◆ WHAT YOU HAVE TO DO:
Give every line from the entries that contains "помощью".

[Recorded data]
- - -

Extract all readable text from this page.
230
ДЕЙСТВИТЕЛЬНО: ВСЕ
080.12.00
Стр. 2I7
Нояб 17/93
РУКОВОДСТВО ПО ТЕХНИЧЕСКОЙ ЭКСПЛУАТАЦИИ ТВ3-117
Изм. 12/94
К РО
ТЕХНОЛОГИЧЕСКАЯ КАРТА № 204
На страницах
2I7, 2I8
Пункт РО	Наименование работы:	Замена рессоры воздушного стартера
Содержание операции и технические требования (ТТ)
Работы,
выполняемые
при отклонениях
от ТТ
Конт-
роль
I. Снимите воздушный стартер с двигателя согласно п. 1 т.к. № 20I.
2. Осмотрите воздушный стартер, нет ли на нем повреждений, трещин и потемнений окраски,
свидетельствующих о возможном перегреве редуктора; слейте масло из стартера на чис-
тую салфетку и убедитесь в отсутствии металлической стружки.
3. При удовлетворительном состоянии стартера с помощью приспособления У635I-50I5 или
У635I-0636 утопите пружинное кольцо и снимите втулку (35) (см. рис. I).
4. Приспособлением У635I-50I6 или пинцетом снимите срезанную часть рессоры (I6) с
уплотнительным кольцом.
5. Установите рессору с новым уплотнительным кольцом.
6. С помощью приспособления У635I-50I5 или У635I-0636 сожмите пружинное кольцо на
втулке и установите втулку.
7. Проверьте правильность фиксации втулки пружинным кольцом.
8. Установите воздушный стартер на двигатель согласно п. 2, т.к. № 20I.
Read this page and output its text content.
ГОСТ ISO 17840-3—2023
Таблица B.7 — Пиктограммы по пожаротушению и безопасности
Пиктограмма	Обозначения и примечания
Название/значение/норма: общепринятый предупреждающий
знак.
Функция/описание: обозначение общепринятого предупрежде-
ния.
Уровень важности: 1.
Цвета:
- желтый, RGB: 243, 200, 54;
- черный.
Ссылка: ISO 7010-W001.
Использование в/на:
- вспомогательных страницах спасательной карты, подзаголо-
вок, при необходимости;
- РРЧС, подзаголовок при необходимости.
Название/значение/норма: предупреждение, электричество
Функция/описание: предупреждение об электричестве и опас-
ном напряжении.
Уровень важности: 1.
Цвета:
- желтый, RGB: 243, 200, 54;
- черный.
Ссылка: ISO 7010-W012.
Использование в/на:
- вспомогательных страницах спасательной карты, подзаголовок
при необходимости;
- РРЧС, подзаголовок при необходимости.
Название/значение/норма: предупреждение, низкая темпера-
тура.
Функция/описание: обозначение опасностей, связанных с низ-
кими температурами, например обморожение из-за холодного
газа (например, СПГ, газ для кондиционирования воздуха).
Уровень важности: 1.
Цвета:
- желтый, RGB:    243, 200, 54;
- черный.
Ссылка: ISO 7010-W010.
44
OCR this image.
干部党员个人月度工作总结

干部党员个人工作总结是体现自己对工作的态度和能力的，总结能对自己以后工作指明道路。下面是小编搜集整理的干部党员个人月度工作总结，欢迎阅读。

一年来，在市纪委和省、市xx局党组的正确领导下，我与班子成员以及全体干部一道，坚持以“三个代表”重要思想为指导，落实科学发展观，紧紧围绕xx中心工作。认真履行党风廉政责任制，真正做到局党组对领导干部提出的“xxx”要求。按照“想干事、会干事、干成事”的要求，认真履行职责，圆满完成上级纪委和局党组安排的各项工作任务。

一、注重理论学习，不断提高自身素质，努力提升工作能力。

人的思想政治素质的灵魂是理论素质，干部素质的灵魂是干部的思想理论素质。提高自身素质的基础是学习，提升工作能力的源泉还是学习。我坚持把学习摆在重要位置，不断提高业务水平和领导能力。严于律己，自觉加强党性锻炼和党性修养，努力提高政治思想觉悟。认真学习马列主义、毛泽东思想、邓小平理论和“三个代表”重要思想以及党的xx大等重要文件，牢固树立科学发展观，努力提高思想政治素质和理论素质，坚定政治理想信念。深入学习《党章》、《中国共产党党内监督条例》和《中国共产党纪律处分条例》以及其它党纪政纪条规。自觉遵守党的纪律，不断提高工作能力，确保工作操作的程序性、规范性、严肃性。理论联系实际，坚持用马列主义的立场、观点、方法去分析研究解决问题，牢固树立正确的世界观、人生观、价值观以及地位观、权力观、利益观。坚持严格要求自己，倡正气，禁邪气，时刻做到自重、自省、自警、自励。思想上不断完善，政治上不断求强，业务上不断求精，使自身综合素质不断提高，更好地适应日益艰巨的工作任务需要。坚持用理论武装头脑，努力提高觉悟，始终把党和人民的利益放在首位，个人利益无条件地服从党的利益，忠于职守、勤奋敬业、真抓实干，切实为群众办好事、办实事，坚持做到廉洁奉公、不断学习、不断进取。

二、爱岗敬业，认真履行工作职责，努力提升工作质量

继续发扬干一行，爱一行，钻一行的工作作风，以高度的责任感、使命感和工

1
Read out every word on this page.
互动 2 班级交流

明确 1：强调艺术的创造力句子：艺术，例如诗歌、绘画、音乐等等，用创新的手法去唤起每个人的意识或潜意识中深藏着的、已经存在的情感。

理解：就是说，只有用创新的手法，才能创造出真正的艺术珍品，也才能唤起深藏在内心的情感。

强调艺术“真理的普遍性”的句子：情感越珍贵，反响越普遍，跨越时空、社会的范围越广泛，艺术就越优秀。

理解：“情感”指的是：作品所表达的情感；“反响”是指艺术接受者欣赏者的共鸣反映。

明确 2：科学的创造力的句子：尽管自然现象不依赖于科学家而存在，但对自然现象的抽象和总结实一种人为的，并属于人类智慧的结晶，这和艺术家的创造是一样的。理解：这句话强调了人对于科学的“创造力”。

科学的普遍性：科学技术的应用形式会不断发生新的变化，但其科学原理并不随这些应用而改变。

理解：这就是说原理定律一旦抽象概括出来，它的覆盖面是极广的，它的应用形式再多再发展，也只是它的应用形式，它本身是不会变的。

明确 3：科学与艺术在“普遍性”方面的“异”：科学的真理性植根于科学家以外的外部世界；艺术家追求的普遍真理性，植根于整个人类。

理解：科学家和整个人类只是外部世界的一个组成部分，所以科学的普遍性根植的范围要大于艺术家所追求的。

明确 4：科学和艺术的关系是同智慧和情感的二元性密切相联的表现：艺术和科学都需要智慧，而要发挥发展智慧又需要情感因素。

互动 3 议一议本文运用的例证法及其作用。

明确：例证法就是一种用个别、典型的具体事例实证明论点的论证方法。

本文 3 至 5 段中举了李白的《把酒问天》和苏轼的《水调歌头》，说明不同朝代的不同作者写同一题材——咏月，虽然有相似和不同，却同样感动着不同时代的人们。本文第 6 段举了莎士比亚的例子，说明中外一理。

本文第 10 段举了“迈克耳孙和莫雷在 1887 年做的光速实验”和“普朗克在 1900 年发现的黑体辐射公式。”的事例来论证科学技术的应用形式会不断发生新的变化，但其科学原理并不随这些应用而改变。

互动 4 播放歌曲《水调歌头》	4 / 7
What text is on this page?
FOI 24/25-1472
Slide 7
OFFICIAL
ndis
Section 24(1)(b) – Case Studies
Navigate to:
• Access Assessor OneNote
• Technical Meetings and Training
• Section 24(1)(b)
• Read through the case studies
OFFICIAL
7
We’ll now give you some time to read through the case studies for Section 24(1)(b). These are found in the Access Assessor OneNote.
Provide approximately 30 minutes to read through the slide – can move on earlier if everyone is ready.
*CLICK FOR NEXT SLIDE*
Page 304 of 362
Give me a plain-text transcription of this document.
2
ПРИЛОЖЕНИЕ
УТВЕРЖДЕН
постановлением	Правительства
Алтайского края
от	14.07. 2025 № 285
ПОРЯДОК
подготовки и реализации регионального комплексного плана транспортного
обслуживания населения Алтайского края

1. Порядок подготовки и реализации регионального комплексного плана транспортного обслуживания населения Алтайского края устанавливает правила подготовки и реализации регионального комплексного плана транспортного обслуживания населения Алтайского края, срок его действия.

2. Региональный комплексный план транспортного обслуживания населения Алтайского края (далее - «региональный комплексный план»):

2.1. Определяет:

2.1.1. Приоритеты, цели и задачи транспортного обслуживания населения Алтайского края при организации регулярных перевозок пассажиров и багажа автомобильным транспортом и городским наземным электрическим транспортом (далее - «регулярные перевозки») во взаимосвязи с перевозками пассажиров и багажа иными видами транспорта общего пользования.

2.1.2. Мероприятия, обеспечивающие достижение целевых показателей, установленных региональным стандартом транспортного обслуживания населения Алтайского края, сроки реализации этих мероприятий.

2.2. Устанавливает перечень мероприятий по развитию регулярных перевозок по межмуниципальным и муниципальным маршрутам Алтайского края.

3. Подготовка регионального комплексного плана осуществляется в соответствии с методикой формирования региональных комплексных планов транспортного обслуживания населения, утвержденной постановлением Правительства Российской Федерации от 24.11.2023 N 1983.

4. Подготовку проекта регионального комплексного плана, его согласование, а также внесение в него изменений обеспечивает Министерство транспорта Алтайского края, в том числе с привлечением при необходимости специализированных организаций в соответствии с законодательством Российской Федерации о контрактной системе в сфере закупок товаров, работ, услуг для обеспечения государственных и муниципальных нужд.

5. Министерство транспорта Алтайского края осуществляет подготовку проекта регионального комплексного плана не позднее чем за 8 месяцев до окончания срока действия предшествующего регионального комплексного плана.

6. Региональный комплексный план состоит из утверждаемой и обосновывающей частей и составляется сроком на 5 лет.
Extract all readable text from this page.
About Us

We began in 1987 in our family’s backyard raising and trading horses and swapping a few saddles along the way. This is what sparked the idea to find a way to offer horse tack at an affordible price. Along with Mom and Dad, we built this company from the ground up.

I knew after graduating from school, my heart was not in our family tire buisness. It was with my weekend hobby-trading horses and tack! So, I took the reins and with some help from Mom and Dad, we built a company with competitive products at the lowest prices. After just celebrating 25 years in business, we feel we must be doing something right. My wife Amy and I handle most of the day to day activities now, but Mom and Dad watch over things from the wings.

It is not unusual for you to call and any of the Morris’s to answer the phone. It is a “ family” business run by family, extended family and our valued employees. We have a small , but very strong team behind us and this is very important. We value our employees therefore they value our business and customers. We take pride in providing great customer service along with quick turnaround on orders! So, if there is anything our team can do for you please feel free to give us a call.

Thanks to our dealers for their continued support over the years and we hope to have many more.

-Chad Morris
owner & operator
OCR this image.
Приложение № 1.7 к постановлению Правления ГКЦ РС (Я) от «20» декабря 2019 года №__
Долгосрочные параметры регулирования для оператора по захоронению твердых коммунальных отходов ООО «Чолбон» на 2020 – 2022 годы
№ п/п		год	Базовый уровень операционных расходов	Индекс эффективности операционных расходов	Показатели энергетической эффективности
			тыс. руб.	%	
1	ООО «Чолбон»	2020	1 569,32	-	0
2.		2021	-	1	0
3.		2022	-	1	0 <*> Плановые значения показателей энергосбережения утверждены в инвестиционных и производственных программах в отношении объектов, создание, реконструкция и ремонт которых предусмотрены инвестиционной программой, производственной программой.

- - -

◆ SOLUTION TO THE EXERCISE:
3. При удовлетворительном состоянии стартера с помощью приспособления У635I-50I5 или
6. С помощью приспособления У635I-50I5 или У635I-0636 сожмите пружинное кольцо на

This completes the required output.